[Items from a dataset]
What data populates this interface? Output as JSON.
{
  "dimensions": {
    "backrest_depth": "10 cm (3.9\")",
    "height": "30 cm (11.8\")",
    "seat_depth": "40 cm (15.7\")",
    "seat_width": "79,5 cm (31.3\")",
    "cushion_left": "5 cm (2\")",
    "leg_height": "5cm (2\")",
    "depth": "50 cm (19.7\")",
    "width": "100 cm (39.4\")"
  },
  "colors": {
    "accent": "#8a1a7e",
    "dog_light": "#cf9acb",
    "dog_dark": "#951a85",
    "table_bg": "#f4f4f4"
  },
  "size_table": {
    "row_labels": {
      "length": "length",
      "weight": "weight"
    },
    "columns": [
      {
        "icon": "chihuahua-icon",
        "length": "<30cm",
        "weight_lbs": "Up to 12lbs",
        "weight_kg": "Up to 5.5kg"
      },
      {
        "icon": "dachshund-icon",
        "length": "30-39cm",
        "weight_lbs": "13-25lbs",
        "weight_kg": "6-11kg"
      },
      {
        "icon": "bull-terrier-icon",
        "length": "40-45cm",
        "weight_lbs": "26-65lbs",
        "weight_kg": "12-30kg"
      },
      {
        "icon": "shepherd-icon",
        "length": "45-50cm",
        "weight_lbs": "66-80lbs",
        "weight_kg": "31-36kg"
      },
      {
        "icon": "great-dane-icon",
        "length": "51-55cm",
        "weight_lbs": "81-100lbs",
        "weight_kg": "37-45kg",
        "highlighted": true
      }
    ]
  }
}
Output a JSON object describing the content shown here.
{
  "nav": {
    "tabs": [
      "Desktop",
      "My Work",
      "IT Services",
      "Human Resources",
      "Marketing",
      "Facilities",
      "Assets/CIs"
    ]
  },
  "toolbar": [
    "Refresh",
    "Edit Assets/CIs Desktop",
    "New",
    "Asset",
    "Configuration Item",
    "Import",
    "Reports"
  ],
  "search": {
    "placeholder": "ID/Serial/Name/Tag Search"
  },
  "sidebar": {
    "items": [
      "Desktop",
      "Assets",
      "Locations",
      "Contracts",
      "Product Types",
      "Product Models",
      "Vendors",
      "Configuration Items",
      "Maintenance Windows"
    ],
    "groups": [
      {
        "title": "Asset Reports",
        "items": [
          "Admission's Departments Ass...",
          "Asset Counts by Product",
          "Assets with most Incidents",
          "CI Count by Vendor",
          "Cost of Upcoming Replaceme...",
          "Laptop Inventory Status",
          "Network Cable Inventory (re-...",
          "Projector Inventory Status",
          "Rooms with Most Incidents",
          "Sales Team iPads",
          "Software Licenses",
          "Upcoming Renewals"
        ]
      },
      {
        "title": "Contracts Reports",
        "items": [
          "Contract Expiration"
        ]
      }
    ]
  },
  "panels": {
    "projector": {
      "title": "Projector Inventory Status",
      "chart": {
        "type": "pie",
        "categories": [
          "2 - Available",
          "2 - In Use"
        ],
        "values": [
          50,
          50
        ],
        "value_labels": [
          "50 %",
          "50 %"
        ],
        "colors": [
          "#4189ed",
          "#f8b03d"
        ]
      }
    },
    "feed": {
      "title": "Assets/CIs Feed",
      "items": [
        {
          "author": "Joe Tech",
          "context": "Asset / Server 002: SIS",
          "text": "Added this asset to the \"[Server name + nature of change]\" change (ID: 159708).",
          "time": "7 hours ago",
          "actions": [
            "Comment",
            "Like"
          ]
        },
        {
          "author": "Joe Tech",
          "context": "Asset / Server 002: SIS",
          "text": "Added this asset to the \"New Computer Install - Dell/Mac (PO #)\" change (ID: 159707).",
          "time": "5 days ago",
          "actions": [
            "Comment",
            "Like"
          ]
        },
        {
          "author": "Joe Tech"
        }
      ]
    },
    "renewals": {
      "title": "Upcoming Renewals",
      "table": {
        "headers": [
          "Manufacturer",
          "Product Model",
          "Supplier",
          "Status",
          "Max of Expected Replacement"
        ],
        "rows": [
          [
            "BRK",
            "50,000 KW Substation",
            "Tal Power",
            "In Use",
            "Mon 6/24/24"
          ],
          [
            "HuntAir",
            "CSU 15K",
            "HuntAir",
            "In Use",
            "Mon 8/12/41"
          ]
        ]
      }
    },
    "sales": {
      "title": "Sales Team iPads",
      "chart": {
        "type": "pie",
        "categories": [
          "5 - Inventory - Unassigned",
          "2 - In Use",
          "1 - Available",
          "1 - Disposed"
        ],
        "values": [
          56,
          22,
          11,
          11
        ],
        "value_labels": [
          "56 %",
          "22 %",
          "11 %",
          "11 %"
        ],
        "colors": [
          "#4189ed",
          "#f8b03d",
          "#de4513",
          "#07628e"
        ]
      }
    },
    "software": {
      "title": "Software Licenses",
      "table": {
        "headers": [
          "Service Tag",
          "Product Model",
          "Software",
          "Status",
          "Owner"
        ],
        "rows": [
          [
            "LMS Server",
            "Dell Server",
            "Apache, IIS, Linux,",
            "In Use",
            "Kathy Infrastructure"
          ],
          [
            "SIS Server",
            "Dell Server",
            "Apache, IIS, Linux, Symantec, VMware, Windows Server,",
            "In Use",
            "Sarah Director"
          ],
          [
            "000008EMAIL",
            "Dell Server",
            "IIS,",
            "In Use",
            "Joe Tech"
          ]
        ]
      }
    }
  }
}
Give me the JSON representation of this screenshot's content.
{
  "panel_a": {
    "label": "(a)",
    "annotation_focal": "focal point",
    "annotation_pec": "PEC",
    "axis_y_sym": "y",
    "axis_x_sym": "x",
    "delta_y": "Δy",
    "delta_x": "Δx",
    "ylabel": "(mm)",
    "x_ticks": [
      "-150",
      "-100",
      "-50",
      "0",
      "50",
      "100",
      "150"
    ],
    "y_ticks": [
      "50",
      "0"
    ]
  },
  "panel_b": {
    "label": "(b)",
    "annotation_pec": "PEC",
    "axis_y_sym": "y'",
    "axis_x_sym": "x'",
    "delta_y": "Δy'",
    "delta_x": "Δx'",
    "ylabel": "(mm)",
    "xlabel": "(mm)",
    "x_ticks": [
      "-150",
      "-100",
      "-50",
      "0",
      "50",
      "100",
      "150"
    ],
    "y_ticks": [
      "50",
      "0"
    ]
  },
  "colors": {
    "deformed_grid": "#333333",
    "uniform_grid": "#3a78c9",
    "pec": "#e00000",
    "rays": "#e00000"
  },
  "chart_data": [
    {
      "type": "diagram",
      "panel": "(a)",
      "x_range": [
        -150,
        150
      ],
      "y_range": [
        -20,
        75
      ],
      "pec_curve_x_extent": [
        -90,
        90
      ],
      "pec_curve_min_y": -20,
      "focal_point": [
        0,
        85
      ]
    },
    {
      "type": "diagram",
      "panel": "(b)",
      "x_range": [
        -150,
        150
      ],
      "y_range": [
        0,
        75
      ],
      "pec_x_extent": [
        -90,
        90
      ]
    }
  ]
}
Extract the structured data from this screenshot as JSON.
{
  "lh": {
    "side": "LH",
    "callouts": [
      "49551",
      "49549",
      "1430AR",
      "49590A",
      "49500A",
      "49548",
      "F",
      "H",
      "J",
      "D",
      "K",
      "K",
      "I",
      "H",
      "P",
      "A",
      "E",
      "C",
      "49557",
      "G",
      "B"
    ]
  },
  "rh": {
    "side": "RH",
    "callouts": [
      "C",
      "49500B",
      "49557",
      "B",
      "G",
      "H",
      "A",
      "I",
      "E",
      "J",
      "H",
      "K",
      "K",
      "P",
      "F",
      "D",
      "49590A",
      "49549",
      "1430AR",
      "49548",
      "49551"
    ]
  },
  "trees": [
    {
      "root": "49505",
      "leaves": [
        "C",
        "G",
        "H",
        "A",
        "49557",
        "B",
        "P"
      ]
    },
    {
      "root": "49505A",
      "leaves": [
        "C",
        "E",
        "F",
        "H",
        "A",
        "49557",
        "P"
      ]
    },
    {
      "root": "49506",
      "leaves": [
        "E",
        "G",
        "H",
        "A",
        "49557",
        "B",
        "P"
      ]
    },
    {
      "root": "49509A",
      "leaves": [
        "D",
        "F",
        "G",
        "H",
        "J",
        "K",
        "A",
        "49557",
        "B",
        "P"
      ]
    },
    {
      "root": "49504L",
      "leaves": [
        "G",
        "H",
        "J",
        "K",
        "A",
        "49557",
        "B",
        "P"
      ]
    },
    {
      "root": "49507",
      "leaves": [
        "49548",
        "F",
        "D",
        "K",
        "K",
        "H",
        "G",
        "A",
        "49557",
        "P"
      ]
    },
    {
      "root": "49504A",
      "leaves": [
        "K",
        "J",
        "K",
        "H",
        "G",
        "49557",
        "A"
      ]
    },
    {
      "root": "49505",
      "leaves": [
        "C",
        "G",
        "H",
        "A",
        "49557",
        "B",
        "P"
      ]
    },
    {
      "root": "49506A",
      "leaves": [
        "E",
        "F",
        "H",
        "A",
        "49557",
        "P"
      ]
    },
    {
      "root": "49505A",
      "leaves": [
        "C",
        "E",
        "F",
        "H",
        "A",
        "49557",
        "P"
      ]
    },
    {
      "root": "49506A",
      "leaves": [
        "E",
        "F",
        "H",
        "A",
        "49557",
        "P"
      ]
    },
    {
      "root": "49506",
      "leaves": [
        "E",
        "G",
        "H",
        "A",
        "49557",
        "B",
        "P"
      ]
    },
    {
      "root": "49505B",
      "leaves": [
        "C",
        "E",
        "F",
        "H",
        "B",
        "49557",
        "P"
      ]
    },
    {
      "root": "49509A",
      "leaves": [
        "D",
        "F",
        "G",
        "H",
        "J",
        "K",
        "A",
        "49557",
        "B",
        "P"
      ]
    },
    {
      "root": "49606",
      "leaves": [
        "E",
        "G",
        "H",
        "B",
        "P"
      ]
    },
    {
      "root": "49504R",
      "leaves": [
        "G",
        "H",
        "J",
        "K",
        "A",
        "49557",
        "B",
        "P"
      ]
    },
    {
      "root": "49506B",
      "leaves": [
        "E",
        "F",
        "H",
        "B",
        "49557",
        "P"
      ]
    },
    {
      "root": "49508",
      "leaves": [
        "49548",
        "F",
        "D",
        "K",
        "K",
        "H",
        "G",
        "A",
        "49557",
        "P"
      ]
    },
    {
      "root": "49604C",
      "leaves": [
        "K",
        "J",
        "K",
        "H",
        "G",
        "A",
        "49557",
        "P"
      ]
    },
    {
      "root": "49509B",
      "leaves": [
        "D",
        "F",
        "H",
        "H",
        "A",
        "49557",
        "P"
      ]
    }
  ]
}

__INSTRUCTIONS FOR THE TASK__: Take every line from the data above that holds "Tech" and copy it out.

__REPLY TO THE TASK__:
          "author": "Joe Tech",
          "author": "Joe Tech",
          "author": "Joe Tech"
            "Joe Tech"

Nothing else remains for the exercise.